-- start SUPPLIED DATA --
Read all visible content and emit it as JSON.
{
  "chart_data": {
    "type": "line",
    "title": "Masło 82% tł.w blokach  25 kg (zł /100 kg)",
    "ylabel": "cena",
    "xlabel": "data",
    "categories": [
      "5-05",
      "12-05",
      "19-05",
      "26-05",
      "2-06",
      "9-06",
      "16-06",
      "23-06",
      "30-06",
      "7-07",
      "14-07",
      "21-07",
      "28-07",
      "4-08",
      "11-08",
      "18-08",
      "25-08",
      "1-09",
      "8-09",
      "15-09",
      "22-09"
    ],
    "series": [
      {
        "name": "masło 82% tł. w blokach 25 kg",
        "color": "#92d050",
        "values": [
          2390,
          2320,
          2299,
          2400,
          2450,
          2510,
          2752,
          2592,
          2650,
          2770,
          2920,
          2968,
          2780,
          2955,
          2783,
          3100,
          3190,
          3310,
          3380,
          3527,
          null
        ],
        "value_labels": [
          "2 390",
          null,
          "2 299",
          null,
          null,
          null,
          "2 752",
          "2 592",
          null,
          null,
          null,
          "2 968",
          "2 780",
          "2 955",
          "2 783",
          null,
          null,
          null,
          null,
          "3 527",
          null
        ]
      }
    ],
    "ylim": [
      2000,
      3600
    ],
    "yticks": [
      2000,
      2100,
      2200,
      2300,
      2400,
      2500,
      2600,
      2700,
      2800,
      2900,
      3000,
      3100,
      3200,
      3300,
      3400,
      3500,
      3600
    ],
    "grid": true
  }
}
-- end SUPPLIED DATA --
▶ _TASK TO CARRY OUT_:
Show the lines of the records that include the string "blokach".

▶ _WORKED ANSWER_:
    "title": "Masło 82% tł.w blokach  25 kg (zł /100 kg)",
        "name": "masło 82% tł. w blokach 25 kg",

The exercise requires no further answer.